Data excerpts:
────────────────────
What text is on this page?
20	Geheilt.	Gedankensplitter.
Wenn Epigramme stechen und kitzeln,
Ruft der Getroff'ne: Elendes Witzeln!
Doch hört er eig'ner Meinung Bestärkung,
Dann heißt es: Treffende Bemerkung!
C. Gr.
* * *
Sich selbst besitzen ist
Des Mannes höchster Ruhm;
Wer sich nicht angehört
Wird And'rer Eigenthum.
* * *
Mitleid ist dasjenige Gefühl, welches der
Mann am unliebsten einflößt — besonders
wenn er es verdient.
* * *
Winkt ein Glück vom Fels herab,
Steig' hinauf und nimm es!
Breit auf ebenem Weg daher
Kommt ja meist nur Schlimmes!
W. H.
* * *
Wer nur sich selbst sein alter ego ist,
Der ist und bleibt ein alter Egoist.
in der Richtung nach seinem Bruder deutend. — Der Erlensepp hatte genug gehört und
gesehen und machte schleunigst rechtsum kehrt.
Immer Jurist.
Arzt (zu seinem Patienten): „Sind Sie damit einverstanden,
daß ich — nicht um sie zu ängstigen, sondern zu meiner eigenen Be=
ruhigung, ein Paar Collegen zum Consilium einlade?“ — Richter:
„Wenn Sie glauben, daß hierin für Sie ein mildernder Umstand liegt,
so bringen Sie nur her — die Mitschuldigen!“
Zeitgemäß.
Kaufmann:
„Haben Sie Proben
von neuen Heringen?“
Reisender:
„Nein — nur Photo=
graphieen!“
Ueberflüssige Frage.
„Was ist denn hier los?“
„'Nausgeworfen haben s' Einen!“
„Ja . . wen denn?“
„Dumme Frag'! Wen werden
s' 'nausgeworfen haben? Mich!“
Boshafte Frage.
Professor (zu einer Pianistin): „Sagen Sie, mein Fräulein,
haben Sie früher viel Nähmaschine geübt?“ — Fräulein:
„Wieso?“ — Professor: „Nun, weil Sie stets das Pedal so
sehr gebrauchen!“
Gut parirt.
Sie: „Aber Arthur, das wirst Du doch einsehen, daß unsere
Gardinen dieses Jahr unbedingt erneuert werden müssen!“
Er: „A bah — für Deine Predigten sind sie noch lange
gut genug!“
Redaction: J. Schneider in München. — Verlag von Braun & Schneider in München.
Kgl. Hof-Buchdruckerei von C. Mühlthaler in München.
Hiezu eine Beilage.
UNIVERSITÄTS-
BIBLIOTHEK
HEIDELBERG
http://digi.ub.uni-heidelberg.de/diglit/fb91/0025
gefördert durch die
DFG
────────────────────
- **What the task asks**:
Transcribe the entire listing above precisely.

- **Task answer**:
What text is on this page?
20	Geheilt.	Gedankensplitter.
Wenn Epigramme stechen und kitzeln,
Ruft der Getroff'ne: Elendes Witzeln!
Doch hört er eig'ner Meinung Bestärkung,
Dann heißt es: Treffende Bemerkung!
C. Gr.
* * *
Sich selbst besitzen ist
Des Mannes höchster Ruhm;
Wer sich nicht angehört
Wird And'rer Eigenthum.
* * *
Mitleid ist dasjenige Gefühl, welches der
Mann am unliebsten einflößt — besonders
wenn er es verdient.
* * *
Winkt ein Glück vom Fels herab,
Steig' hinauf und nimm es!
Breit auf ebenem Weg daher
Kommt ja meist nur Schlimmes!
W. H.
* * *
Wer nur sich selbst sein alter ego ist,
Der ist und bleibt ein alter Egoist.
in der Richtung nach seinem Bruder deutend. — Der Erlensepp hatte genug gehört und
gesehen und machte schleunigst rechtsum kehrt.
Immer Jurist.
Arzt (zu seinem Patienten): „Sind Sie damit einverstanden,
daß ich — nicht um sie zu ängstigen, sondern zu meiner eigenen Be=
ruhigung, ein Paar Collegen zum Consilium einlade?“ — Richter:
„Wenn Sie glauben, daß hierin für Sie ein mildernder Umstand liegt,
so bringen Sie nur her — die Mitschuldigen!“
Zeitgemäß.
Kaufmann:
„Haben Sie Proben
von neuen Heringen?“
Reisender:
„Nein — nur Photo=
graphieen!“
Ueberflüssige Frage.
„Was ist denn hier los?“
„'Nausgeworfen haben s' Einen!“
„Ja . . wen denn?“
„Dumme Frag'! Wen werden
s' 'nausgeworfen haben? Mich!“
Boshafte Frage.
Professor (zu einer Pianistin): „Sagen Sie, mein Fräulein,
haben Sie früher viel Nähmaschine geübt?“ — Fräulein:
„Wieso?“ — Professor: „Nun, weil Sie stets das Pedal so
sehr gebrauchen!“
Gut parirt.
Sie: „Aber Arthur, das wirst Du doch einsehen, daß unsere
Gardinen dieses Jahr unbedingt erneuert werden müssen!“
Er: „A bah — für Deine Predigten sind sie noch lange
gut genug!“
Redaction: J. Schneider in München. — Verlag von Braun & Schneider in München.
Kgl. Hof-Buchdruckerei von C. Mühlthaler in München.
Hiezu eine Beilage.
UNIVERSITÄTS-
BIBLIOTHEK
HEIDELBERG
http://digi.ub.uni-heidelberg.de/diglit/fb91/0025
gefördert durch die
DFG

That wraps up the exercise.